## PROBLEM:
Work through the data line by line, gathering every line that has the word "Atendimento".

=== DATASET ENTRIES ===

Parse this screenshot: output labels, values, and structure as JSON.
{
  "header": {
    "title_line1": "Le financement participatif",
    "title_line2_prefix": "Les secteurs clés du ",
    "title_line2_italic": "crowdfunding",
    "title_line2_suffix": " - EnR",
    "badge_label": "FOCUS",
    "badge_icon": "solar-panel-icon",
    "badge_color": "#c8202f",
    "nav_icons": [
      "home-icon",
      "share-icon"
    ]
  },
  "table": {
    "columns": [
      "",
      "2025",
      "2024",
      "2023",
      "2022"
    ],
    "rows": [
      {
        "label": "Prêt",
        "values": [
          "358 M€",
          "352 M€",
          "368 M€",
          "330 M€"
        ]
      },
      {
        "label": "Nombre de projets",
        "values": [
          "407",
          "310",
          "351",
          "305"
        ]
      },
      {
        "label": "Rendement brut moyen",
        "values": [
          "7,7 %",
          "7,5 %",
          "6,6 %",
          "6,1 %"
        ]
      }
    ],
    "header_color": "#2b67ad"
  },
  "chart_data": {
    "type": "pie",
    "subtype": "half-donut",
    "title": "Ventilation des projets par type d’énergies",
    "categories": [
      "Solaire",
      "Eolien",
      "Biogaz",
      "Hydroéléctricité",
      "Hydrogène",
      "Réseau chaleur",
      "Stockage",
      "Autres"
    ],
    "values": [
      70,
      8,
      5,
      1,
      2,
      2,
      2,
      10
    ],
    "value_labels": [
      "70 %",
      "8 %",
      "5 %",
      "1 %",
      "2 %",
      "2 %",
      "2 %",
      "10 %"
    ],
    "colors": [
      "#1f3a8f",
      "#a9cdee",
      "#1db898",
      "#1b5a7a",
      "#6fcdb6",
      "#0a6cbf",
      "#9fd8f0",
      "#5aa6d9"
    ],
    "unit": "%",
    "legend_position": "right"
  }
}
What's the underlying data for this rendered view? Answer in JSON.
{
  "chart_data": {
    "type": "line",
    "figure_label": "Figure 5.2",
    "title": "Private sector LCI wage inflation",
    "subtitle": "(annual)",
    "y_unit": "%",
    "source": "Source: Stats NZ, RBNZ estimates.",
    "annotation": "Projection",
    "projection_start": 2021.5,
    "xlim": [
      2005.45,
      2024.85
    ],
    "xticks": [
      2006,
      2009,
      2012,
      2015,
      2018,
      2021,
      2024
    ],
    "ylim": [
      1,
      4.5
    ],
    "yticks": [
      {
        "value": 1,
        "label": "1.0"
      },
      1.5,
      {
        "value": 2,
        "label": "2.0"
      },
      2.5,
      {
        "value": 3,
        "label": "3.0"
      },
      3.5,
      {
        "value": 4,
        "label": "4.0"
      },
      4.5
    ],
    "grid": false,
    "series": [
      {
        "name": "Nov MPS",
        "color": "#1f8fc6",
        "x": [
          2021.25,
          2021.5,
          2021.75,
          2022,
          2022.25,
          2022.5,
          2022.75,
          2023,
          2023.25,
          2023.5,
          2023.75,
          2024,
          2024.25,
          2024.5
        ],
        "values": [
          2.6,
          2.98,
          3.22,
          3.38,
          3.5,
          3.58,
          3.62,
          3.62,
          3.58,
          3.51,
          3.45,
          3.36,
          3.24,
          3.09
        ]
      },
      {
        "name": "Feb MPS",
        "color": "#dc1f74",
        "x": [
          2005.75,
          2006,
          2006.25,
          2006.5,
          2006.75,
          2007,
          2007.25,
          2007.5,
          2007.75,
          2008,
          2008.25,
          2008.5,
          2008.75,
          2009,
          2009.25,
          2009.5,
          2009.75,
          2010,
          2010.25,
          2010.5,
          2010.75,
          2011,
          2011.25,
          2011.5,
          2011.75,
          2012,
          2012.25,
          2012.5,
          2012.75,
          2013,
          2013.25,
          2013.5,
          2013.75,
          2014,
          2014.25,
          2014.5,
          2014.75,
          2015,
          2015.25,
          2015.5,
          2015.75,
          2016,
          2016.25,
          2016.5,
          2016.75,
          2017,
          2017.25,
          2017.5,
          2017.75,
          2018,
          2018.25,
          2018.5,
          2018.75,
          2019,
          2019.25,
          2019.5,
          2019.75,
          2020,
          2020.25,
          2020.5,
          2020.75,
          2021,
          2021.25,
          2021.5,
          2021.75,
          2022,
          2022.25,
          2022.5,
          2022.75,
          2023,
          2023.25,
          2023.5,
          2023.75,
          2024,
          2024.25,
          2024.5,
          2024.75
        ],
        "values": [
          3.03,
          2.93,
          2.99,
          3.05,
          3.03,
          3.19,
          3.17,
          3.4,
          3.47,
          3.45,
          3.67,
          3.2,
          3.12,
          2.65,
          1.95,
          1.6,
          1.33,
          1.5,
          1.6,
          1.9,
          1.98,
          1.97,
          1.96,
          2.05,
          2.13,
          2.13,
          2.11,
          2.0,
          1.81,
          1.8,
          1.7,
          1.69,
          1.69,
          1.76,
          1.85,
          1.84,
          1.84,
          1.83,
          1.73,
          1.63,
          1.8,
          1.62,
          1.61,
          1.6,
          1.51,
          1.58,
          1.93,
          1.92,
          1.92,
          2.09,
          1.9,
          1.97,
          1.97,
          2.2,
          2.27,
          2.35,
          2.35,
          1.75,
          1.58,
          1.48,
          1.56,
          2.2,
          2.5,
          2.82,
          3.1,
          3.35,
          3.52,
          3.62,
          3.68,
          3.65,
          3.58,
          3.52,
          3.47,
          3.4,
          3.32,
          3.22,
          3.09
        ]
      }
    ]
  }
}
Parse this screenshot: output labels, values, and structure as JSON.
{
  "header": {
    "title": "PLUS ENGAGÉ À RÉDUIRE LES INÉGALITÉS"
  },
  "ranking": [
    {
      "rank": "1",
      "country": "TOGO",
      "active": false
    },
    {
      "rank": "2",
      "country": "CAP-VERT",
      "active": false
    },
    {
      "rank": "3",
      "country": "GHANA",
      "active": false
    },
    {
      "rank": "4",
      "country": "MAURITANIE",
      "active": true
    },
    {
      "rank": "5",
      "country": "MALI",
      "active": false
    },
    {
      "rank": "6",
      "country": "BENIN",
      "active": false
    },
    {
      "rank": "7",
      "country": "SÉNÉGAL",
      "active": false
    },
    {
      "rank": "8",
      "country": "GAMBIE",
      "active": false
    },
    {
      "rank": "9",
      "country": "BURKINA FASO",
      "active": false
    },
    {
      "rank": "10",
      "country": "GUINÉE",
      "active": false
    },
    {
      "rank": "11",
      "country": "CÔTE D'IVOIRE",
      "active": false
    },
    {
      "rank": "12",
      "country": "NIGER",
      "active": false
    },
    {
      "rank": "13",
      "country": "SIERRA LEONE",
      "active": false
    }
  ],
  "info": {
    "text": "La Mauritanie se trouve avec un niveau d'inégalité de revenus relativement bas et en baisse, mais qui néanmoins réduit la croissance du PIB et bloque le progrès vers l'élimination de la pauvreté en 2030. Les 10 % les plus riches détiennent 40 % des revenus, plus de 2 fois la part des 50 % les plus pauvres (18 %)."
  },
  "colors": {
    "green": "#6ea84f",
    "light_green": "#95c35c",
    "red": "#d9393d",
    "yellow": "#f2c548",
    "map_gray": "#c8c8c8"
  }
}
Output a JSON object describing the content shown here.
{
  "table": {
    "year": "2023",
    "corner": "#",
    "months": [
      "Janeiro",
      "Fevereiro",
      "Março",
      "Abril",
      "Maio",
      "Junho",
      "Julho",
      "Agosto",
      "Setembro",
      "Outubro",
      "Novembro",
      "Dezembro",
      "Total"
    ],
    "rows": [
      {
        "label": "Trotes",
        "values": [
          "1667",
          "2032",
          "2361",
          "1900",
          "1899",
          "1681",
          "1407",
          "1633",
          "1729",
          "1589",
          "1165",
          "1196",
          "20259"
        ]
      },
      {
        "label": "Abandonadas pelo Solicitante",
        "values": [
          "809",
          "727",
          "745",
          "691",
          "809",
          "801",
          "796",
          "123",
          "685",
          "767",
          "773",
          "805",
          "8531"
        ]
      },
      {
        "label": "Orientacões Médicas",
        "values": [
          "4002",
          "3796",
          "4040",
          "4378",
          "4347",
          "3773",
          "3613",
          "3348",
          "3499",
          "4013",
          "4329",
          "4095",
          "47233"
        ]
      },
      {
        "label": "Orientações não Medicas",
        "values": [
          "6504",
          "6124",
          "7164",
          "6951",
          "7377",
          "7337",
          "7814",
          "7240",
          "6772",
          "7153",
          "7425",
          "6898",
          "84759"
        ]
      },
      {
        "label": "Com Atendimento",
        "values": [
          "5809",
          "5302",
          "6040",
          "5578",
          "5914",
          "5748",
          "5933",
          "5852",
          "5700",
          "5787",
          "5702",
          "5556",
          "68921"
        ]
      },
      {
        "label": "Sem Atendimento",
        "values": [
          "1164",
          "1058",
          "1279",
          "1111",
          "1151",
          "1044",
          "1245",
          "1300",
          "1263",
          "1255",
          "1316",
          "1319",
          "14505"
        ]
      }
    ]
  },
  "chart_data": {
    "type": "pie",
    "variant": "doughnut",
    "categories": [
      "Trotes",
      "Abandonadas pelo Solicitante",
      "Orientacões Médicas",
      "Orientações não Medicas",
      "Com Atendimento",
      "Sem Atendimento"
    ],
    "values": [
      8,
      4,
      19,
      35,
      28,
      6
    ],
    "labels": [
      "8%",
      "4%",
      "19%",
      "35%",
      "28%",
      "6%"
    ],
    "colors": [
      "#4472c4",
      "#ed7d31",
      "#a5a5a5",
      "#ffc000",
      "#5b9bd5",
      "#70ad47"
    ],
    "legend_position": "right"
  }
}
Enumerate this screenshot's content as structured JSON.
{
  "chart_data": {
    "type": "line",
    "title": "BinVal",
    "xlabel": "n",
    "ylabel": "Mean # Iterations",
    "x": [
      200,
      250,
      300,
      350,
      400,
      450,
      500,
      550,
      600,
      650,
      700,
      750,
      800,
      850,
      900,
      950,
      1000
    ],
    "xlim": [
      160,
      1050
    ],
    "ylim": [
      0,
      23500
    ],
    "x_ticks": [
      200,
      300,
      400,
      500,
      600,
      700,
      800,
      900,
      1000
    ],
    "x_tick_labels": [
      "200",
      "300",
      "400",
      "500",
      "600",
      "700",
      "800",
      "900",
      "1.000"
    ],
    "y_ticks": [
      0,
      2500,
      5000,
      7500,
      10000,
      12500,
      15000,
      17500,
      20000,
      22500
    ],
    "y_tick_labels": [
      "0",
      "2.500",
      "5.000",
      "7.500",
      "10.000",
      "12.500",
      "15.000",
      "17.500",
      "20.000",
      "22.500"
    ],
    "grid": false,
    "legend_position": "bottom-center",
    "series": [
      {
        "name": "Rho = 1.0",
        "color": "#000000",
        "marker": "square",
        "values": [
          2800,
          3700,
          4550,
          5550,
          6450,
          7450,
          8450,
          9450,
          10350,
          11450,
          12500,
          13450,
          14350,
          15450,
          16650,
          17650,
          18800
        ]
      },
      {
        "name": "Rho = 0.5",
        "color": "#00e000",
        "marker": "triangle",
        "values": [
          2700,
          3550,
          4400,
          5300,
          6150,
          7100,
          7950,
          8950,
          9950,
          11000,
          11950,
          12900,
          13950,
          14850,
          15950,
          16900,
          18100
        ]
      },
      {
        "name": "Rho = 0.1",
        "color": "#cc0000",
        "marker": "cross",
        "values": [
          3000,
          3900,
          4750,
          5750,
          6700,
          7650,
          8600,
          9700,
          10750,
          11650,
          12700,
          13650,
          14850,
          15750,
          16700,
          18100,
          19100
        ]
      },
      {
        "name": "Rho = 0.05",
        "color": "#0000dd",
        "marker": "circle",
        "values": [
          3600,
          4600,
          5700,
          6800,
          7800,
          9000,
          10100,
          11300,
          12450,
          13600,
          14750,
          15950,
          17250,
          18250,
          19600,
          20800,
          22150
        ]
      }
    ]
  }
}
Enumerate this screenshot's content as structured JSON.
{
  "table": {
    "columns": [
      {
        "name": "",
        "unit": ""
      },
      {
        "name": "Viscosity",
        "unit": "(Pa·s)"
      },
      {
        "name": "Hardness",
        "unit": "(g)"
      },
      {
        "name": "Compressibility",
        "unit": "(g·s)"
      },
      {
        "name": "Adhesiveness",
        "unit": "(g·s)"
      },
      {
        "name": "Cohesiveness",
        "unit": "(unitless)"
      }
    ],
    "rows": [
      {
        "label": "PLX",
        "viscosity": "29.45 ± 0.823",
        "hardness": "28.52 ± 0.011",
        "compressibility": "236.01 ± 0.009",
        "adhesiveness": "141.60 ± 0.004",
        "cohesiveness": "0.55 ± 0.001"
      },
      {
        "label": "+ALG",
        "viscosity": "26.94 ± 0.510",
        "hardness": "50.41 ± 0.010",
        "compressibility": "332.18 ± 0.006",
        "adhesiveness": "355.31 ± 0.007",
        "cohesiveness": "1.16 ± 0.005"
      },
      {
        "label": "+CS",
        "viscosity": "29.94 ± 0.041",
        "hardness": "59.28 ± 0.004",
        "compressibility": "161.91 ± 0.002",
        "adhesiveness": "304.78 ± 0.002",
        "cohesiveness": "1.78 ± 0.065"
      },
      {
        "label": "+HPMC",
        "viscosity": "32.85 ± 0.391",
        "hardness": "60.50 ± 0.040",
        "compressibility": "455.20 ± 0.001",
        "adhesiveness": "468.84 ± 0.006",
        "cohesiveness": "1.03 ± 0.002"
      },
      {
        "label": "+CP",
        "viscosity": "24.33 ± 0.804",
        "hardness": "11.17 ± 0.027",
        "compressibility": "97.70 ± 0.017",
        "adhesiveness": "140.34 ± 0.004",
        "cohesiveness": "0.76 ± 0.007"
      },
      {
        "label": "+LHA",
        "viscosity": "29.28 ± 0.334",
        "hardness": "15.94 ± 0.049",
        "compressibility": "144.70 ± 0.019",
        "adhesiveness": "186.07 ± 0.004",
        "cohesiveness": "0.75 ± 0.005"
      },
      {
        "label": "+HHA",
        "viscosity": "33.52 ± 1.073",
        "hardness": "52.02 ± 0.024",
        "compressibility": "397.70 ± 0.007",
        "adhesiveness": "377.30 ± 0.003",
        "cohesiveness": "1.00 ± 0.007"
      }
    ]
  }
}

===

## FINISHED EXERCISE:
        "label": "Com Atendimento",
        "label": "Sem Atendimento",
      "Com Atendimento",
      "Sem Atendimento"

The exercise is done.